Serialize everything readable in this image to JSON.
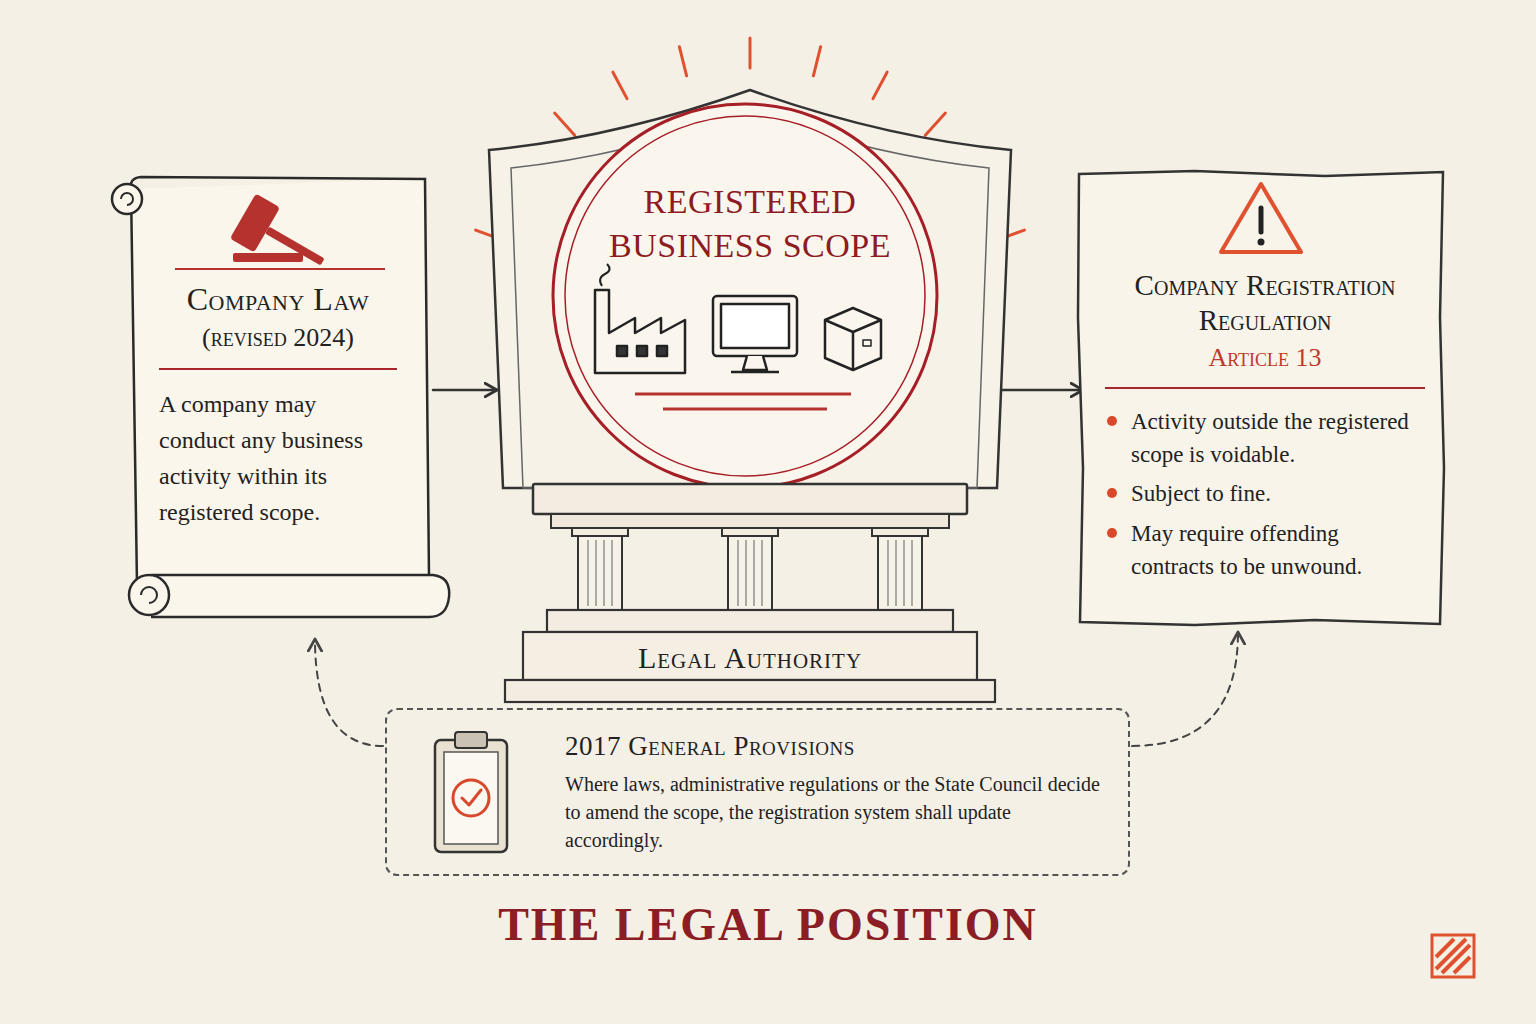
{
  "diagram": {
    "title": "THE LEGAL POSITION",
    "nodes": [
      {
        "text": [
          "Company Law",
          "(revised 2024)",
          "A company may conduct any business activity within its registered scope."
        ]
      },
      {
        "text": [
          "REGISTERED BUSINESS SCOPE"
        ]
      },
      {
        "text": [
          "Legal Authority"
        ]
      },
      {
        "text": [
          "Company Registration Regulation",
          "Article 13",
          "Activity outside the registered scope is voidable.",
          "Subject to fine.",
          "May require offending contracts to be unwound."
        ]
      },
      {
        "text": [
          "2017 General Provisions",
          "Where laws, administrative regulations or the State Council decide to amend the scope, the registration system shall update accordingly."
        ]
      }
    ],
    "edges": [
      {
        "from": 0,
        "to": 1,
        "arrow": "to"
      },
      {
        "from": 1,
        "to": 3,
        "arrow": "to"
      },
      {
        "from": 4,
        "to": 0,
        "arrow": "to"
      },
      {
        "from": 4,
        "to": 3,
        "arrow": "to"
      }
    ]
  }
}
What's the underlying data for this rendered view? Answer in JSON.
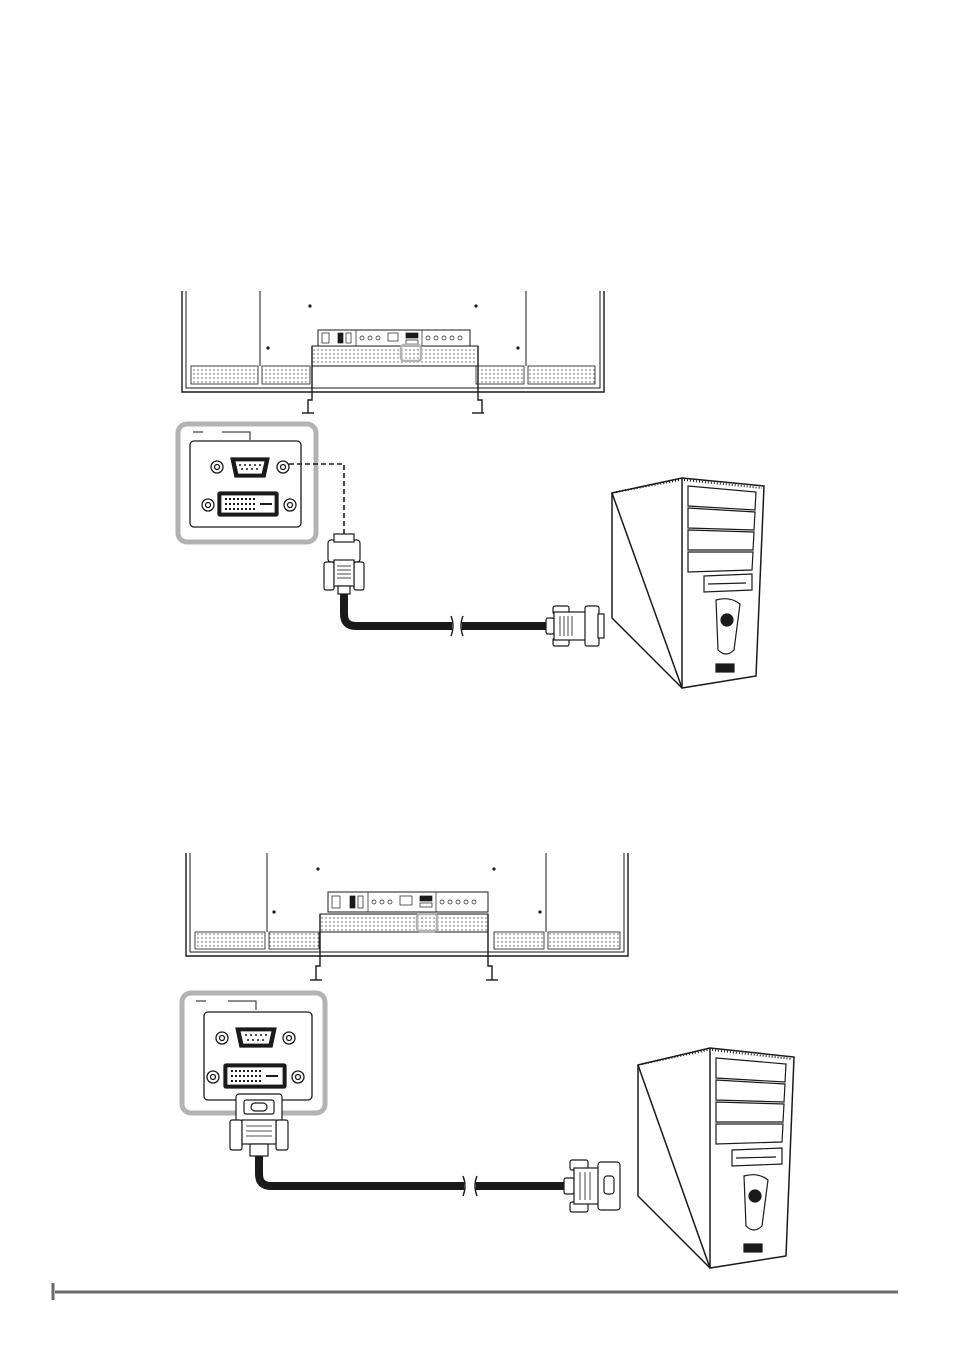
{
  "page": {
    "background": "#ffffff",
    "line_color": "#1a1a1a",
    "highlight_color": "#b3b3b3",
    "footer_rule_color": "#6b6b6b"
  },
  "diagrams": [
    {
      "id": "vga-connection",
      "connector": "vga-15pin",
      "cable": "solid-with-break"
    },
    {
      "id": "dvi-connection",
      "connector": "dvi-d",
      "cable": "solid-with-break"
    }
  ]
}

= WRITTEN TASK =
Write out the records above exactly as they stand, leaving out every picture.

= CORRECT RESPONSE =
Serialize everything readable in this image to JSON.
{
  "diagram": {
    "title": "THE LEGAL POSITION",
    "nodes": [
      {
        "text": [
          "Company Law",
          "(revised 2024)",
          "A company may conduct any business activity within its registered scope."
        ]
      },
      {
        "text": [
          "REGISTERED BUSINESS SCOPE"
        ]
      },
      {
        "text": [
          "Legal Authority"
        ]
      },
      {
        "text": [
          "Company Registration Regulation",
          "Article 13",
          "Activity outside the registered scope is voidable.",
          "Subject to fine.",
          "May require offending contracts to be unwound."
        ]
      },
      {
        "text": [
          "2017 General Provisions",
          "Where laws, administrative regulations or the State Council decide to amend the scope, the registration system shall update accordingly."
        ]
      }
    ],
    "edges": [
      {
        "from": 0,
        "to": 1,
        "arrow": "to"
      },
      {
        "from": 1,
        "to": 3,
        "arrow": "to"
      },
      {
        "from": 4,
        "to": 0,
        "arrow": "to"
      },
      {
        "from": 4,
        "to": 3,
        "arrow": "to"
      }
    ]
  }
}
What's the underlying data for this rendered view? Answer in JSON.
{
  "page": {
    "background": "#ffffff",
    "line_color": "#1a1a1a",
    "highlight_color": "#b3b3b3",
    "footer_rule_color": "#6b6b6b"
  },
  "diagrams": [
    {
      "id": "vga-connection",
      "connector": "vga-15pin",
      "cable": "solid-with-break"
    },
    {
      "id": "dvi-connection",
      "connector": "dvi-d",
      "cable": "solid-with-break"
    }
  ]
}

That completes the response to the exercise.